§ **Problem to work on**:
Look through the records below and collect all lines that hold the string "values".

********

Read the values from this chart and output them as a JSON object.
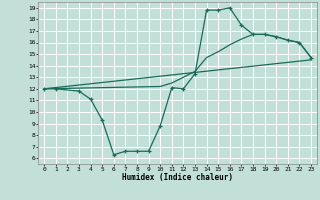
{
  "title": "",
  "xlabel": "Humidex (Indice chaleur)",
  "bg_color": "#c2e0d8",
  "grid_color": "#ffffff",
  "line_color": "#1a6b5a",
  "xlim": [
    -0.5,
    23.5
  ],
  "ylim": [
    5.5,
    19.5
  ],
  "xticks": [
    0,
    1,
    2,
    3,
    4,
    5,
    6,
    7,
    8,
    9,
    10,
    11,
    12,
    13,
    14,
    15,
    16,
    17,
    18,
    19,
    20,
    21,
    22,
    23
  ],
  "yticks": [
    6,
    7,
    8,
    9,
    10,
    11,
    12,
    13,
    14,
    15,
    16,
    17,
    18,
    19
  ],
  "line1_x": [
    0,
    1,
    3,
    4,
    5,
    6,
    7,
    8,
    9,
    10,
    11,
    12,
    13,
    14,
    15,
    16,
    17,
    18,
    19,
    20,
    21,
    22,
    23
  ],
  "line1_y": [
    12,
    12,
    11.8,
    11.1,
    9.3,
    6.3,
    6.6,
    6.6,
    6.6,
    8.8,
    12.1,
    12.0,
    13.3,
    18.8,
    18.8,
    19.0,
    17.5,
    16.7,
    16.7,
    16.5,
    16.2,
    16.0,
    14.7
  ],
  "line2_x": [
    0,
    23
  ],
  "line2_y": [
    12.0,
    14.5
  ],
  "line3_x": [
    0,
    10,
    11,
    12,
    13,
    14,
    15,
    16,
    17,
    18,
    19,
    20,
    21,
    22,
    23
  ],
  "line3_y": [
    12.0,
    12.2,
    12.5,
    13.0,
    13.5,
    14.7,
    15.2,
    15.8,
    16.3,
    16.7,
    16.7,
    16.5,
    16.2,
    16.0,
    14.7
  ]
}
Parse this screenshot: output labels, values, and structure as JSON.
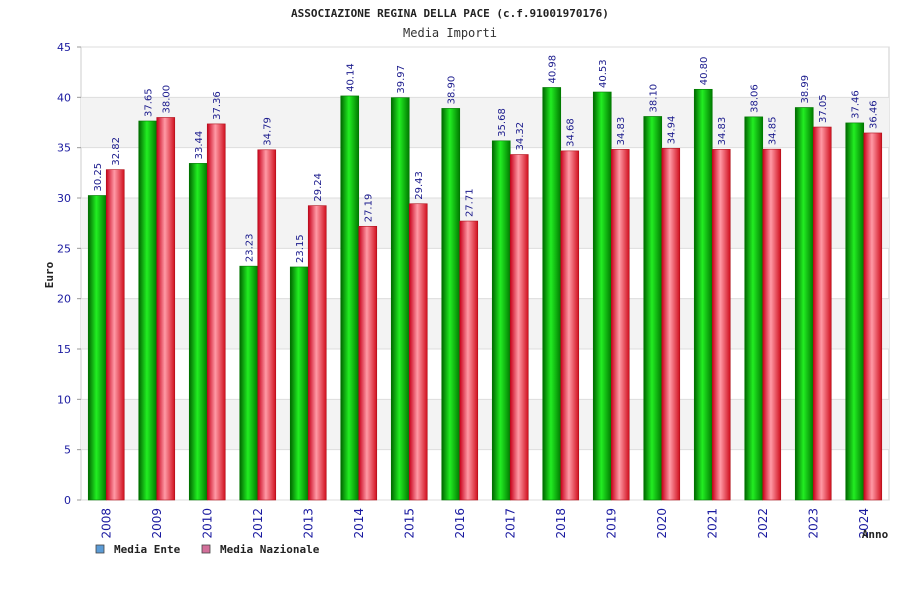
{
  "chart_data": {
    "type": "bar",
    "title": "ASSOCIAZIONE REGINA DELLA PACE (c.f.91001970176)",
    "subtitle": "Media Importi",
    "ylabel": "Euro",
    "xlabel": "Anno",
    "ylim": [
      0,
      45
    ],
    "yticks": [
      "0",
      "5",
      "10",
      "15",
      "20",
      "25",
      "30",
      "35",
      "40",
      "45"
    ],
    "grid": true,
    "legend_position": "bottom-left",
    "categories": [
      "2008",
      "2009",
      "2010",
      "2012",
      "2013",
      "2014",
      "2015",
      "2016",
      "2017",
      "2018",
      "2019",
      "2020",
      "2021",
      "2022",
      "2023",
      "2024"
    ],
    "series": [
      {
        "name": "Media Ente",
        "color": "#00b300",
        "legend_color": "#5b9bd5",
        "values": [
          30.25,
          37.65,
          33.44,
          23.23,
          23.15,
          40.14,
          39.97,
          38.9,
          35.68,
          40.98,
          40.53,
          38.1,
          40.8,
          38.06,
          38.99,
          37.46
        ],
        "labels": [
          "30.25",
          "37.65",
          "33.44",
          "23.23",
          "23.15",
          "40.14",
          "39.97",
          "38.90",
          "35.68",
          "40.98",
          "40.53",
          "38.10",
          "40.80",
          "38.06",
          "38.99",
          "37.46"
        ]
      },
      {
        "name": "Media Nazionale",
        "color": "#e8202a",
        "legend_color": "#d36f9a",
        "values": [
          32.82,
          38.0,
          37.36,
          34.79,
          29.24,
          27.19,
          29.43,
          27.71,
          34.32,
          34.68,
          34.83,
          34.94,
          34.83,
          34.85,
          37.05,
          36.46
        ],
        "labels": [
          "32.82",
          "38.00",
          "37.36",
          "34.79",
          "29.24",
          "27.19",
          "29.43",
          "27.71",
          "34.32",
          "34.68",
          "34.83",
          "34.94",
          "34.83",
          "34.85",
          "37.05",
          "36.46"
        ]
      }
    ]
  }
}
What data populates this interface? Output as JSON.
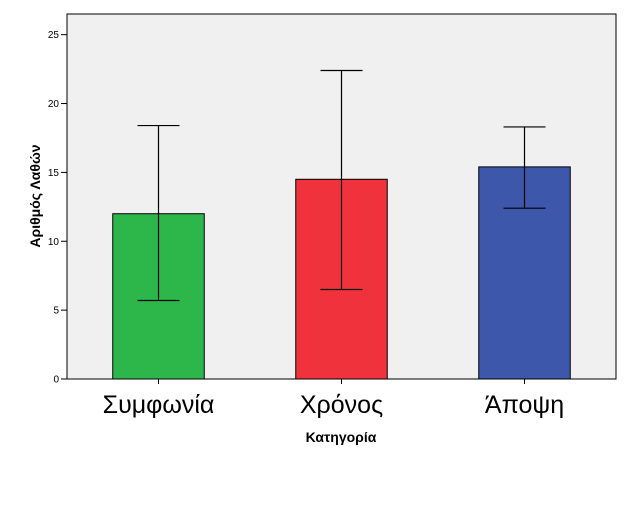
{
  "chart_data": {
    "type": "bar",
    "title": "",
    "xlabel": "Κατηγορία",
    "ylabel": "Αριθμός Λαθών",
    "ylim": [
      0,
      26.5
    ],
    "yticks": [
      0,
      5,
      10,
      15,
      20,
      25
    ],
    "ytick_labels": [
      "0",
      "5",
      "10",
      "15",
      "20",
      "25"
    ],
    "categories": [
      "Συμφωνία",
      "Χρόνος",
      "Άποψη"
    ],
    "values": [
      12.0,
      14.5,
      15.4
    ],
    "error_low": [
      5.7,
      6.5,
      12.4
    ],
    "error_high": [
      18.4,
      22.4,
      18.3
    ],
    "colors": [
      "#2db74b",
      "#f0323c",
      "#3d57aa"
    ],
    "plot_background": "#f0f0f0",
    "grid": false,
    "legend": "none"
  }
}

********

§ **Task answer**:
Read the values from this chart and output them as a JSON object.
Parse this screenshot: output labels, values, and structure as JSON.
        "values": [
        "values": [
    "values": [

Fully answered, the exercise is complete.